**The task**. Your task is to retype all of the records below with complete accuracy.

**Supplied entries**.
☆ ☆ ☆
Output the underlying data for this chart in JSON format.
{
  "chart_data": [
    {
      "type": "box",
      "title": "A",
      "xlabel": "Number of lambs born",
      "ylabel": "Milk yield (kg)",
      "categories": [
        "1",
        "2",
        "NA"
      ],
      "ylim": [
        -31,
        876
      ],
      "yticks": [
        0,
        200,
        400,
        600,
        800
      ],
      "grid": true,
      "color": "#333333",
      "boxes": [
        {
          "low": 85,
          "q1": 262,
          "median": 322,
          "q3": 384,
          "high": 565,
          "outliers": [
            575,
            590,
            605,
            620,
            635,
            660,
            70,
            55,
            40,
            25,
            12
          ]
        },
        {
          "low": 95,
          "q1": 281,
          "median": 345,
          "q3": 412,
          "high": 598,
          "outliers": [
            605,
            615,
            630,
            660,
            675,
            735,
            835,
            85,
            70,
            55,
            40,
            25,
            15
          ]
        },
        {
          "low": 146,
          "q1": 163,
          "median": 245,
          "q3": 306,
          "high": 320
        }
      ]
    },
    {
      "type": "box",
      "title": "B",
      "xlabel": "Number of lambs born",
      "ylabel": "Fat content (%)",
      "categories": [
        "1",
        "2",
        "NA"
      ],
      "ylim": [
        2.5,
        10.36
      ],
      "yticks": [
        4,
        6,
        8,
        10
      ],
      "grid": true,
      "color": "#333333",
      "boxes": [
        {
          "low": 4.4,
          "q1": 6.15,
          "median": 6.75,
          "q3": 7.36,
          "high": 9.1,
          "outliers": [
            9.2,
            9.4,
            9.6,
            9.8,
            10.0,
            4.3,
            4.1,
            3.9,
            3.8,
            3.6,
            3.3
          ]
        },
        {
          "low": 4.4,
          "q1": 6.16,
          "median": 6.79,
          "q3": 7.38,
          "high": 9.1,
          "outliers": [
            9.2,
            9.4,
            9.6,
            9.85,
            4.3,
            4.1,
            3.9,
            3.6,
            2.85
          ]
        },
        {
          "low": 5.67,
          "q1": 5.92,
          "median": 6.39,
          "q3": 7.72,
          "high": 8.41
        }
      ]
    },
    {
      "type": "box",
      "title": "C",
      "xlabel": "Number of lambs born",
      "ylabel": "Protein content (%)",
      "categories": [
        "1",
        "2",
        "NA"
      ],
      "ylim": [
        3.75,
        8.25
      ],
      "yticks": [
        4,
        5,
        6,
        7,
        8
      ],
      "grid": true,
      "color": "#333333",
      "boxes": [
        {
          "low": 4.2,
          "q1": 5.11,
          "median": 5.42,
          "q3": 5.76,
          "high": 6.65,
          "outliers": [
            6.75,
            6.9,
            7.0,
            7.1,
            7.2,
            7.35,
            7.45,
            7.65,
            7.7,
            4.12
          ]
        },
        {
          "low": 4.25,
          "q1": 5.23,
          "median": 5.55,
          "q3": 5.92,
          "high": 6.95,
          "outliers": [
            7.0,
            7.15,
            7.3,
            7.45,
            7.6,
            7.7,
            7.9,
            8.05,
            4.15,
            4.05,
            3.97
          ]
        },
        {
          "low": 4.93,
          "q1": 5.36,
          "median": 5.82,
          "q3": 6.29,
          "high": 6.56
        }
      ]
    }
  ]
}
☆ ☆ ☆
**Response area**.
Output the underlying data for this chart in JSON format.
{
  "chart_data": [
    {
      "type": "box",
      "title": "A",
      "xlabel": "Number of lambs born",
      "ylabel": "Milk yield (kg)",
      "categories": [
        "1",
        "2",
        "NA"
      ],
      "ylim": [
        -31,
        876
      ],
      "yticks": [
        0,
        200,
        400,
        600,
        800
      ],
      "grid": true,
      "color": "#333333",
      "boxes": [
        {
          "low": 85,
          "q1": 262,
          "median": 322,
          "q3": 384,
          "high": 565,
          "outliers": [
            575,
            590,
            605,
            620,
            635,
            660,
            70,
            55,
            40,
            25,
            12
          ]
        },
        {
          "low": 95,
          "q1": 281,
          "median": 345,
          "q3": 412,
          "high": 598,
          "outliers": [
            605,
            615,
            630,
            660,
            675,
            735,
            835,
            85,
            70,
            55,
            40,
            25,
            15
          ]
        },
        {
          "low": 146,
          "q1": 163,
          "median": 245,
          "q3": 306,
          "high": 320
        }
      ]
    },
    {
      "type": "box",
      "title": "B",
      "xlabel": "Number of lambs born",
      "ylabel": "Fat content (%)",
      "categories": [
        "1",
        "2",
        "NA"
      ],
      "ylim": [
        2.5,
        10.36
      ],
      "yticks": [
        4,
        6,
        8,
        10
      ],
      "grid": true,
      "color": "#333333",
      "boxes": [
        {
          "low": 4.4,
          "q1": 6.15,
          "median": 6.75,
          "q3": 7.36,
          "high": 9.1,
          "outliers": [
            9.2,
            9.4,
            9.6,
            9.8,
            10.0,
            4.3,
            4.1,
            3.9,
            3.8,
            3.6,
            3.3
          ]
        },
        {
          "low": 4.4,
          "q1": 6.16,
          "median": 6.79,
          "q3": 7.38,
          "high": 9.1,
          "outliers": [
            9.2,
            9.4,
            9.6,
            9.85,
            4.3,
            4.1,
            3.9,
            3.6,
            2.85
          ]
        },
        {
          "low": 5.67,
          "q1": 5.92,
          "median": 6.39,
          "q3": 7.72,
          "high": 8.41
        }
      ]
    },
    {
      "type": "box",
      "title": "C",
      "xlabel": "Number of lambs born",
      "ylabel": "Protein content (%)",
      "categories": [
        "1",
        "2",
        "NA"
      ],
      "ylim": [
        3.75,
        8.25
      ],
      "yticks": [
        4,
        5,
        6,
        7,
        8
      ],
      "grid": true,
      "color": "#333333",
      "boxes": [
        {
          "low": 4.2,
          "q1": 5.11,
          "median": 5.42,
          "q3": 5.76,
          "high": 6.65,
          "outliers": [
            6.75,
            6.9,
            7.0,
            7.1,
            7.2,
            7.35,
            7.45,
            7.65,
            7.7,
            4.12
          ]
        },
        {
          "low": 4.25,
          "q1": 5.23,
          "median": 5.55,
          "q3": 5.92,
          "high": 6.95,
          "outliers": [
            7.0,
            7.15,
            7.3,
            7.45,
            7.6,
            7.7,
            7.9,
            8.05,
            4.15,
            4.05,
            3.97
          ]
        },
        {
          "low": 4.93,
          "q1": 5.36,
          "median": 5.82,
          "q3": 6.29,
          "high": 6.56
        }
      ]
    }
  ]
}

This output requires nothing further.